--- START EXCERPTED RECORDS ---

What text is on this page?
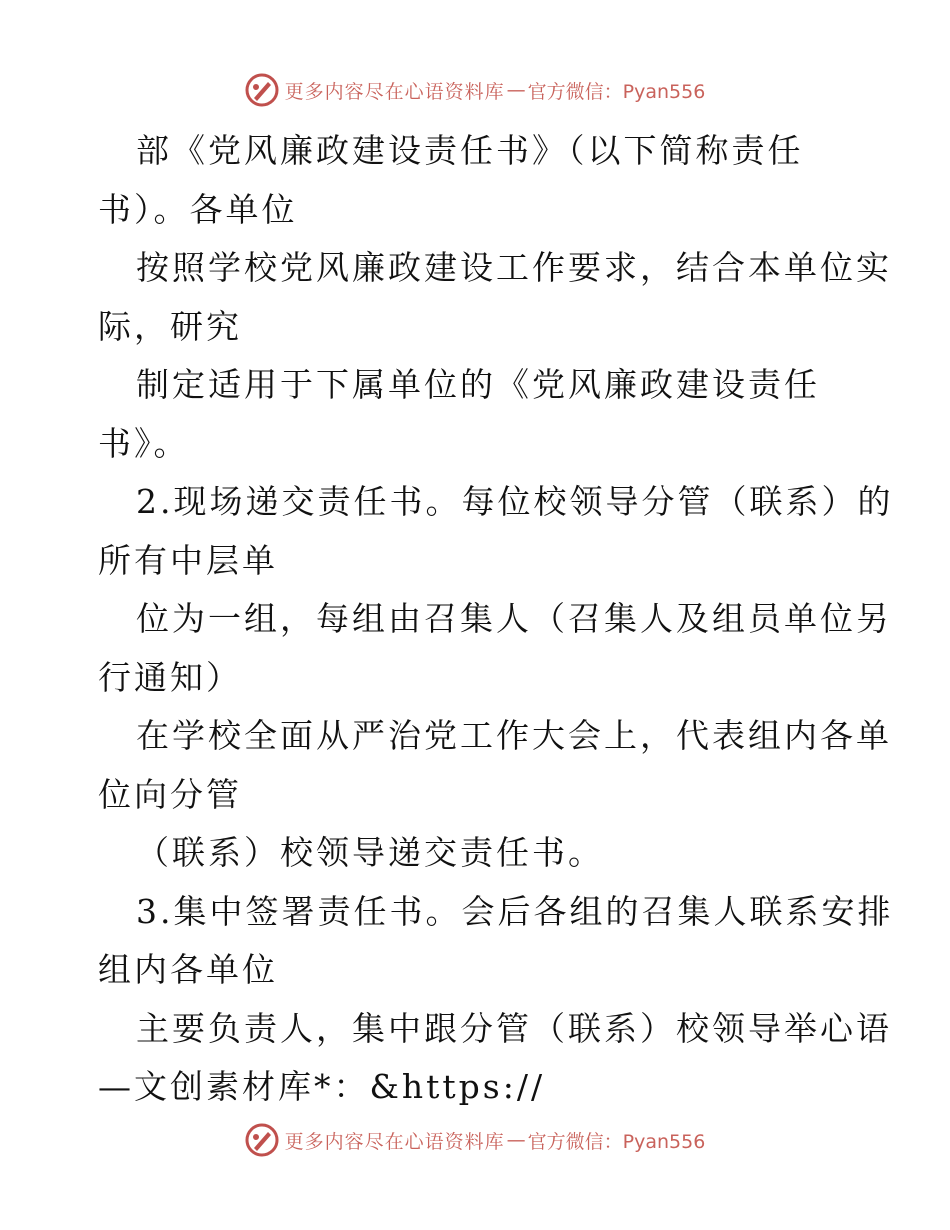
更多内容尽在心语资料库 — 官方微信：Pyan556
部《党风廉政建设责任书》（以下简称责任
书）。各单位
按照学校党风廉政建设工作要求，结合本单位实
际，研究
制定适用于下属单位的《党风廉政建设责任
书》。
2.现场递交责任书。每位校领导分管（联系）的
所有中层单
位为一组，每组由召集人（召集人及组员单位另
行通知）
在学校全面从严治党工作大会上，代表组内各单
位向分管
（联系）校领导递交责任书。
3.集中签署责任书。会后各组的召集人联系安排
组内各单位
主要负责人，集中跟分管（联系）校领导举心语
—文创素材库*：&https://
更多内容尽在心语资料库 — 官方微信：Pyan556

--- END EXCERPTED RECORDS ---
--- START EXCERPTED RECORDS ---

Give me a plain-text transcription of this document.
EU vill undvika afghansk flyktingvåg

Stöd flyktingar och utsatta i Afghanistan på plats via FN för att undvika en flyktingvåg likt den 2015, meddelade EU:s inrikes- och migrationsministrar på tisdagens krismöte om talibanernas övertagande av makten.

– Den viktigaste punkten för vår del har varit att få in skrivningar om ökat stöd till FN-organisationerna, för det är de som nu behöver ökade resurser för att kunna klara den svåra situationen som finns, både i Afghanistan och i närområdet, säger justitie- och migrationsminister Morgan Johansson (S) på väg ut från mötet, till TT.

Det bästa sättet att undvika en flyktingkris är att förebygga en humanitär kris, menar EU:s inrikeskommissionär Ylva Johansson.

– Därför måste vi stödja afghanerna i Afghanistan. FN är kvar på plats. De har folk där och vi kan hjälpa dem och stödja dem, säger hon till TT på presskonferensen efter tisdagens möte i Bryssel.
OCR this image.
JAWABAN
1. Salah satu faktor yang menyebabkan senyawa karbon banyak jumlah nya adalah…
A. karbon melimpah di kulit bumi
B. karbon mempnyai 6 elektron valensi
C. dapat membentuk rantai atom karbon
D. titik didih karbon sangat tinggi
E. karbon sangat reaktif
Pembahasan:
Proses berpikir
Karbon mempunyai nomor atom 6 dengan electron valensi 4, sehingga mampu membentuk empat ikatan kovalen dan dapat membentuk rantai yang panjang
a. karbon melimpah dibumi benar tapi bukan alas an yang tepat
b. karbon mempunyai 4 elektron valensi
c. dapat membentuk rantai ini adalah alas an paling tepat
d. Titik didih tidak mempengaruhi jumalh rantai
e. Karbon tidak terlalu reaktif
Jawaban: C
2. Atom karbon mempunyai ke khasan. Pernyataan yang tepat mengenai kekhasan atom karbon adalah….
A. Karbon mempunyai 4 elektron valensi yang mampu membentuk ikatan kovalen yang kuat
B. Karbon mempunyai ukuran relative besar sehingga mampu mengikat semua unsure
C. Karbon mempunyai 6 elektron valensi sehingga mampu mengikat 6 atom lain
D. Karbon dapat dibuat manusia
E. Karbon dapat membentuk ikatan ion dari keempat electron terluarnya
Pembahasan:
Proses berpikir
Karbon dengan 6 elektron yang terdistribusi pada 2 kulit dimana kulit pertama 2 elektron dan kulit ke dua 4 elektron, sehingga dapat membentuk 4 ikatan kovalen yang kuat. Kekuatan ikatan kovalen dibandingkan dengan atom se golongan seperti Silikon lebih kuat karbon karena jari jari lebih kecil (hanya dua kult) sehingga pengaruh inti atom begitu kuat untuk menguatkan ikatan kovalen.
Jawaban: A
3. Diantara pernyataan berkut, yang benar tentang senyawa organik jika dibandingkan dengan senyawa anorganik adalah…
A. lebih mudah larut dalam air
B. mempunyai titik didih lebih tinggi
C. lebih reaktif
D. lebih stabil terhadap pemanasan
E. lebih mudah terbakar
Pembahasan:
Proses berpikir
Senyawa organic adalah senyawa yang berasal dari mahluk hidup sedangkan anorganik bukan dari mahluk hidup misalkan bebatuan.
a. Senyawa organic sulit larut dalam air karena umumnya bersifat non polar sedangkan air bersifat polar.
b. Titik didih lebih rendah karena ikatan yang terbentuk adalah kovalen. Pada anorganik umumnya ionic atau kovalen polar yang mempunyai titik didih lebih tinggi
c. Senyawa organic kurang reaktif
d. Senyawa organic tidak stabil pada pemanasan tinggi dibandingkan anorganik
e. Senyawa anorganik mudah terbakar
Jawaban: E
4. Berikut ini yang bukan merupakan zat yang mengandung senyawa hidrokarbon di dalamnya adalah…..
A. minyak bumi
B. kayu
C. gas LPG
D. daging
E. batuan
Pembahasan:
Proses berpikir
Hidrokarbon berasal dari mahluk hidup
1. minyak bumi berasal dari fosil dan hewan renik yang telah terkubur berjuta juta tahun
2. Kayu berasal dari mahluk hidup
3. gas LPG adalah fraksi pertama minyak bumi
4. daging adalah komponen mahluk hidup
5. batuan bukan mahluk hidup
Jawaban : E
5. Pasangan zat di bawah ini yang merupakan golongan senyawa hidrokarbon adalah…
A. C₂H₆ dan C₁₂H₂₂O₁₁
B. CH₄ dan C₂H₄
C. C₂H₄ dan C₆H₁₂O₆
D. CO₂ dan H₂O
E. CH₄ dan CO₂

--- END EXCERPTED RECORDS ---

→ WORK TO BE COMPLETED
What is the number of lines in this material that hold the string "didih"? Answer with that number only.

→ CORRECT ANSWER
4